• **Dataset extract**:
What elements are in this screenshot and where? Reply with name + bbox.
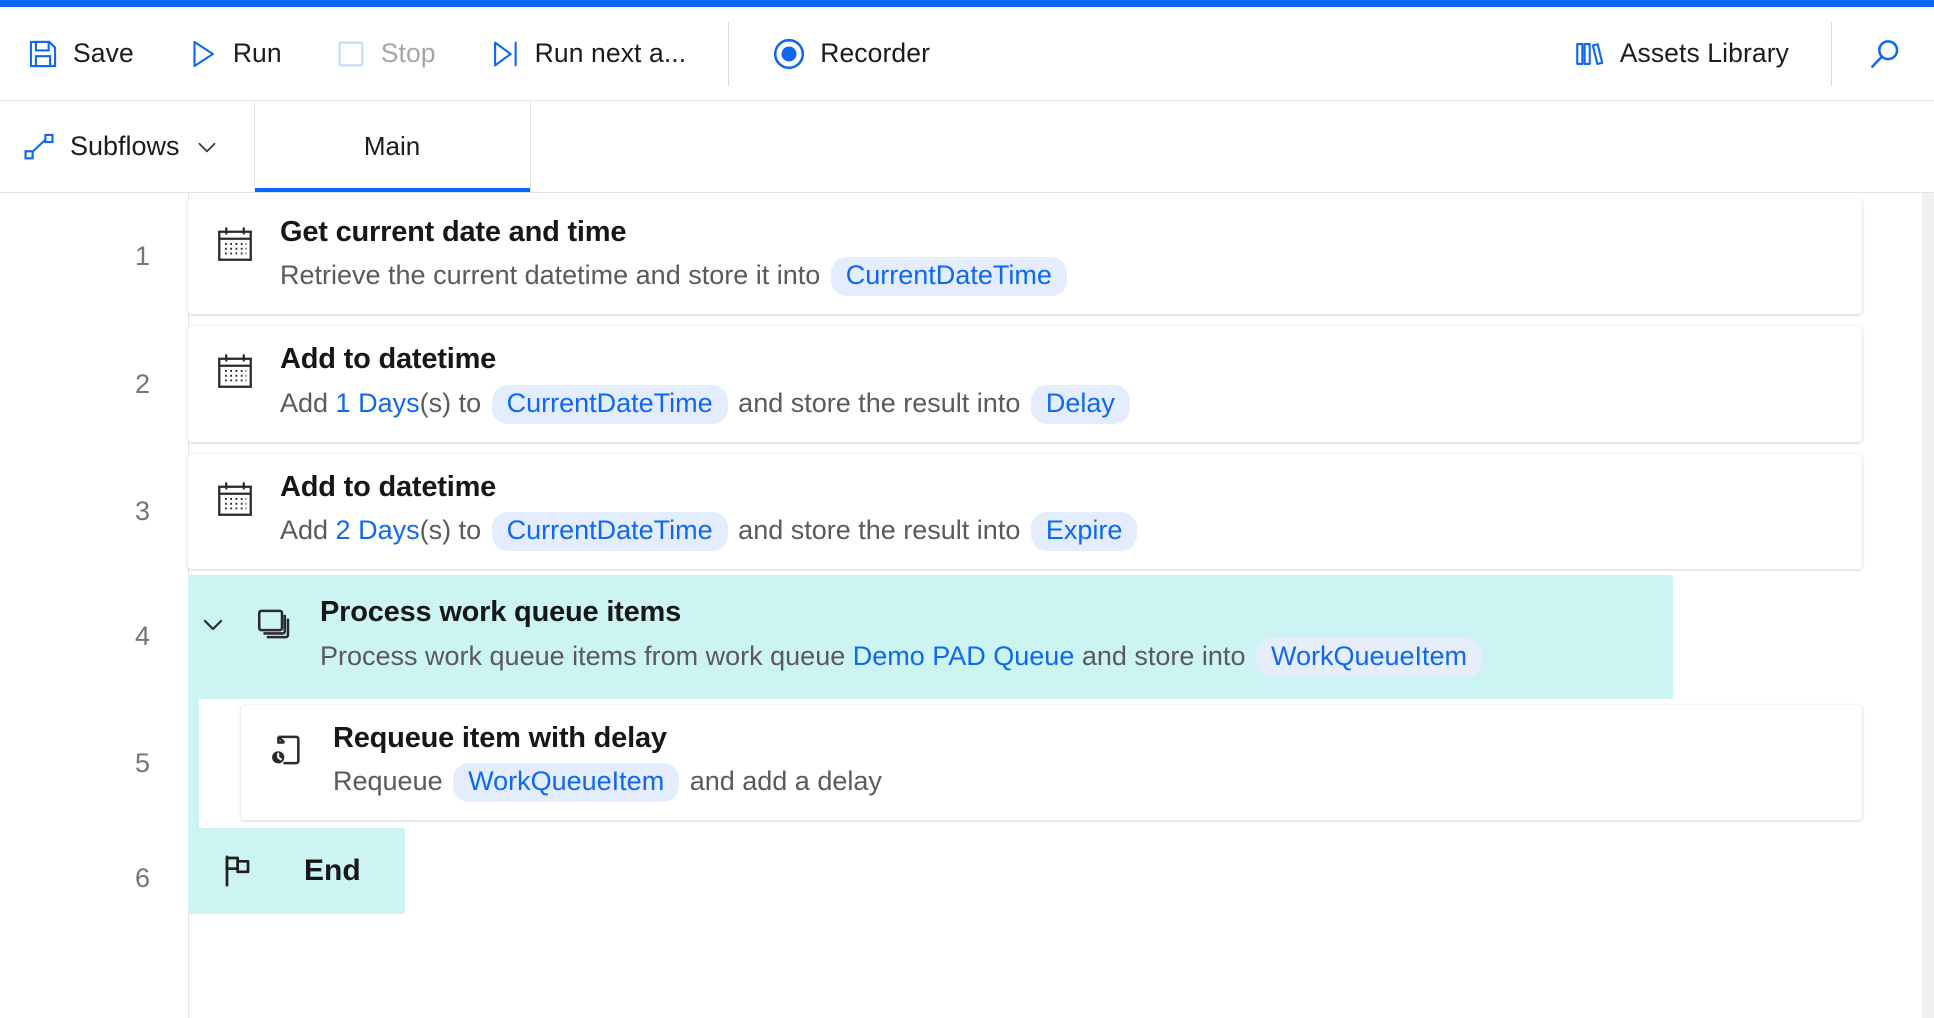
- flow-tab-strip: Subflows Main: [0, 101, 1934, 193]
- step-text: Add to datetime Add 2 Days(s) to Current…: [280, 470, 1838, 551]
- step-description: Process work queue items from work queue…: [320, 638, 1649, 677]
- recorder-button[interactable]: Recorder: [745, 7, 956, 100]
- step-number: 2: [0, 320, 188, 447]
- step-card[interactable]: Add to datetime Add 2 Days(s) to Current…: [188, 454, 1862, 569]
- run-next-action-button[interactable]: Run next a...: [462, 7, 713, 100]
- vertical-scrollbar[interactable]: [1922, 193, 1934, 1018]
- save-button-label: Save: [73, 38, 134, 69]
- requeue-clock-icon: [265, 727, 311, 773]
- step-card[interactable]: Add to datetime Add 1 Days(s) to Current…: [188, 326, 1862, 441]
- calendar-icon: [212, 348, 258, 394]
- variable-pill[interactable]: Expire: [1031, 512, 1138, 551]
- stop-button-label: Stop: [381, 38, 436, 69]
- table-row[interactable]: 2: [0, 320, 1922, 447]
- play-icon: [186, 37, 220, 71]
- subflow-graph-icon: [22, 130, 56, 164]
- variable-pill[interactable]: WorkQueueItem: [1256, 638, 1482, 677]
- calendar-icon: [212, 476, 258, 522]
- step-body: Get current date and time Retrieve the c…: [188, 193, 1922, 320]
- main-toolbar: Save Run Stop: [0, 7, 1934, 101]
- parameter-link[interactable]: Demo PAD Queue: [853, 641, 1075, 671]
- step-list: 1: [0, 193, 1922, 928]
- calendar-icon: [212, 221, 258, 267]
- work-queue-icon: [252, 601, 298, 647]
- step-description: Requeue WorkQueueItem and add a delay: [333, 763, 1838, 802]
- step-card[interactable]: Requeue item with delay Requeue WorkQueu…: [241, 705, 1862, 820]
- table-row[interactable]: 4 Pro: [0, 575, 1922, 698]
- step-body: End: [188, 828, 1922, 928]
- step-body-nested: Requeue item with delay Requeue WorkQueu…: [188, 699, 1922, 828]
- collapse-toggle-icon[interactable]: [196, 601, 230, 647]
- step-body: Add to datetime Add 2 Days(s) to Current…: [188, 448, 1922, 575]
- search-button[interactable]: [1848, 7, 1934, 100]
- run-button-label: Run: [233, 38, 282, 69]
- step-card[interactable]: Get current date and time Retrieve the c…: [188, 199, 1862, 314]
- table-row[interactable]: 3: [0, 448, 1922, 575]
- recorder-label: Recorder: [820, 38, 930, 69]
- books-icon: [1573, 37, 1607, 71]
- subflows-label: Subflows: [70, 131, 180, 162]
- table-row[interactable]: 5: [0, 699, 1922, 828]
- step-title: Add to datetime: [280, 342, 1838, 377]
- step-text: Process work queue items Process work qu…: [320, 595, 1649, 676]
- step-over-icon: [488, 37, 522, 71]
- step-title: Add to datetime: [280, 470, 1838, 505]
- step-card[interactable]: Process work queue items Process work qu…: [188, 575, 1673, 698]
- tab-main[interactable]: Main: [255, 101, 531, 192]
- step-description: Retrieve the current datetime and store …: [280, 257, 1838, 296]
- variable-pill[interactable]: CurrentDateTime: [831, 257, 1067, 296]
- variable-pill[interactable]: Delay: [1031, 385, 1130, 424]
- table-row[interactable]: 6 End: [0, 828, 1922, 928]
- table-row[interactable]: 1: [0, 193, 1922, 320]
- step-title: Requeue item with delay: [333, 721, 1838, 756]
- step-body: Process work queue items Process work qu…: [188, 575, 1922, 698]
- step-number: 1: [0, 193, 188, 320]
- step-number: 4: [0, 575, 188, 698]
- parameter-link[interactable]: 1 Days: [336, 388, 420, 418]
- tab-main-label: Main: [364, 131, 420, 162]
- run-button[interactable]: Run: [160, 7, 308, 100]
- step-title: Get current date and time: [280, 215, 1838, 250]
- toolbar-divider-1: [728, 22, 729, 86]
- step-text: Requeue item with delay Requeue WorkQueu…: [333, 721, 1838, 802]
- step-number: 5: [0, 699, 188, 828]
- variable-pill[interactable]: WorkQueueItem: [453, 763, 679, 802]
- end-step-card[interactable]: End: [188, 828, 405, 914]
- assets-library-label: Assets Library: [1620, 38, 1789, 69]
- assets-library-button[interactable]: Assets Library: [1547, 7, 1815, 100]
- step-title: Process work queue items: [320, 595, 1649, 630]
- chevron-down-icon: [194, 134, 220, 160]
- nesting-connector: [188, 699, 199, 828]
- stop-button[interactable]: Stop: [308, 7, 462, 100]
- variable-pill[interactable]: CurrentDateTime: [492, 385, 728, 424]
- nested-step-wrap: Requeue item with delay Requeue WorkQueu…: [241, 699, 1922, 828]
- search-icon: [1866, 35, 1904, 73]
- step-text: Get current date and time Retrieve the c…: [280, 215, 1838, 296]
- subflows-dropdown[interactable]: Subflows: [0, 101, 255, 192]
- save-button[interactable]: Save: [0, 7, 160, 100]
- end-step-title: End: [304, 854, 361, 888]
- run-next-action-label: Run next a...: [535, 38, 687, 69]
- step-body: Add to datetime Add 1 Days(s) to Current…: [188, 320, 1922, 447]
- parameter-link[interactable]: 2 Days: [336, 515, 420, 545]
- record-circle-icon: [771, 36, 807, 72]
- step-description: Add 2 Days(s) to CurrentDateTime and sto…: [280, 512, 1838, 551]
- toolbar-divider-2: [1831, 22, 1832, 86]
- save-icon: [26, 37, 60, 71]
- toolbar-run-controls: Save Run Stop: [0, 7, 712, 100]
- step-description: Add 1 Days(s) to CurrentDateTime and sto…: [280, 385, 1838, 424]
- flow-canvas: 1: [0, 193, 1934, 1018]
- variable-pill[interactable]: CurrentDateTime: [492, 512, 728, 551]
- step-number: 3: [0, 448, 188, 575]
- step-text: Add to datetime Add 1 Days(s) to Current…: [280, 342, 1838, 423]
- stop-square-icon: [334, 37, 368, 71]
- top-accent-bar: [0, 0, 1934, 7]
- flag-icon: [214, 848, 260, 894]
- step-number: 6: [0, 828, 188, 928]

• **What you need to do**:
Please copy out all of the lines above word for word, leaving out the pictures.

• **Answer to this task**:
What elements are in this screenshot and where? Reply with name + bbox.
- flow-tab-strip: Subflows Main: [0, 101, 1934, 193]
- step-text: Add to datetime Add 2 Days(s) to Current…: [280, 470, 1838, 551]
- step-description: Process work queue items from work queue…: [320, 638, 1649, 677]
- recorder-button[interactable]: Recorder: [745, 7, 956, 100]
- step-number: 2: [0, 320, 188, 447]
- step-card[interactable]: Add to datetime Add 2 Days(s) to Current…: [188, 454, 1862, 569]
- run-next-action-button[interactable]: Run next a...: [462, 7, 713, 100]
- vertical-scrollbar[interactable]: [1922, 193, 1934, 1018]
- save-button-label: Save: [73, 38, 134, 69]
- requeue-clock-icon: [265, 727, 311, 773]
- step-card[interactable]: Add to datetime Add 1 Days(s) to Current…: [188, 326, 1862, 441]
- calendar-icon: [212, 348, 258, 394]
- variable-pill[interactable]: Expire: [1031, 512, 1138, 551]
- stop-button-label: Stop: [381, 38, 436, 69]
- table-row[interactable]: 2: [0, 320, 1922, 447]
- play-icon: [186, 37, 220, 71]
- subflow-graph-icon: [22, 130, 56, 164]
- variable-pill[interactable]: WorkQueueItem: [1256, 638, 1482, 677]
- calendar-icon: [212, 476, 258, 522]
- step-body: Get current date and time Retrieve the c…: [188, 193, 1922, 320]
- main-toolbar: Save Run Stop: [0, 7, 1934, 101]
- parameter-link[interactable]: Demo PAD Queue: [853, 641, 1075, 671]
- step-list: 1: [0, 193, 1922, 928]
- calendar-icon: [212, 221, 258, 267]
- work-queue-icon: [252, 601, 298, 647]
- step-description: Requeue WorkQueueItem and add a delay: [333, 763, 1838, 802]
- step-card[interactable]: Requeue item with delay Requeue WorkQueu…: [241, 705, 1862, 820]
- table-row[interactable]: 4 Pro: [0, 575, 1922, 698]
- step-body: End: [188, 828, 1922, 928]
- step-body-nested: Requeue item with delay Requeue WorkQueu…: [188, 699, 1922, 828]
- collapse-toggle-icon[interactable]: [196, 601, 230, 647]
- step-body: Add to datetime Add 2 Days(s) to Current…: [188, 448, 1922, 575]
- search-button[interactable]: [1848, 7, 1934, 100]
- run-button-label: Run: [233, 38, 282, 69]
- step-card[interactable]: Get current date and time Retrieve the c…: [188, 199, 1862, 314]
- table-row[interactable]: 3: [0, 448, 1922, 575]
- recorder-label: Recorder: [820, 38, 930, 69]
- books-icon: [1573, 37, 1607, 71]
- subflows-label: Subflows: [70, 131, 180, 162]
- table-row[interactable]: 5: [0, 699, 1922, 828]
- step-title: Add to datetime: [280, 342, 1838, 377]
- step-text: Process work queue items Process work qu…: [320, 595, 1649, 676]
- step-over-icon: [488, 37, 522, 71]
- step-title: Add to datetime: [280, 470, 1838, 505]
- step-card[interactable]: Process work queue items Process work qu…: [188, 575, 1673, 698]
- tab-main[interactable]: Main: [255, 101, 531, 192]
- step-description: Retrieve the current datetime and store …: [280, 257, 1838, 296]
- variable-pill[interactable]: CurrentDateTime: [831, 257, 1067, 296]
- variable-pill[interactable]: Delay: [1031, 385, 1130, 424]
- table-row[interactable]: 6 End: [0, 828, 1922, 928]
- table-row[interactable]: 1: [0, 193, 1922, 320]
- step-title: Requeue item with delay: [333, 721, 1838, 756]
- step-body: Process work queue items Process work qu…: [188, 575, 1922, 698]
- step-number: 1: [0, 193, 188, 320]
- step-number: 4: [0, 575, 188, 698]
- parameter-link[interactable]: 1 Days: [336, 388, 420, 418]
- tab-main-label: Main: [364, 131, 420, 162]
- run-button[interactable]: Run: [160, 7, 308, 100]
- step-title: Get current date and time: [280, 215, 1838, 250]
- toolbar-divider-1: [728, 22, 729, 86]
- step-text: Requeue item with delay Requeue WorkQueu…: [333, 721, 1838, 802]
- step-number: 5: [0, 699, 188, 828]
- variable-pill[interactable]: WorkQueueItem: [453, 763, 679, 802]
- end-step-card[interactable]: End: [188, 828, 405, 914]
- assets-library-label: Assets Library: [1620, 38, 1789, 69]
- assets-library-button[interactable]: Assets Library: [1547, 7, 1815, 100]
- step-title: Process work queue items: [320, 595, 1649, 630]
- chevron-down-icon: [194, 134, 220, 160]
- nesting-connector: [188, 699, 199, 828]
- stop-button[interactable]: Stop: [308, 7, 462, 100]
- variable-pill[interactable]: CurrentDateTime: [492, 385, 728, 424]
- nested-step-wrap: Requeue item with delay Requeue WorkQueu…: [241, 699, 1922, 828]
- search-icon: [1866, 35, 1904, 73]
- step-text: Get current date and time Retrieve the c…: [280, 215, 1838, 296]
- subflows-dropdown[interactable]: Subflows: [0, 101, 255, 192]
- save-button[interactable]: Save: [0, 7, 160, 100]
- end-step-title: End: [304, 854, 361, 888]
- run-next-action-label: Run next a...: [535, 38, 687, 69]
- step-body: Add to datetime Add 1 Days(s) to Current…: [188, 320, 1922, 447]
- parameter-link[interactable]: 2 Days: [336, 515, 420, 545]
- record-circle-icon: [771, 36, 807, 72]
- step-description: Add 2 Days(s) to CurrentDateTime and sto…: [280, 512, 1838, 551]
- toolbar-divider-2: [1831, 22, 1832, 86]
- save-icon: [26, 37, 60, 71]
- toolbar-run-controls: Save Run Stop: [0, 7, 712, 100]
- step-description: Add 1 Days(s) to CurrentDateTime and sto…: [280, 385, 1838, 424]
- flow-canvas: 1: [0, 193, 1934, 1018]
- variable-pill[interactable]: CurrentDateTime: [492, 512, 728, 551]
- step-number: 3: [0, 448, 188, 575]
- step-text: Add to datetime Add 1 Days(s) to Current…: [280, 342, 1838, 423]
- stop-square-icon: [334, 37, 368, 71]
- top-accent-bar: [0, 0, 1934, 7]
- flag-icon: [214, 848, 260, 894]
- step-number: 6: [0, 828, 188, 928]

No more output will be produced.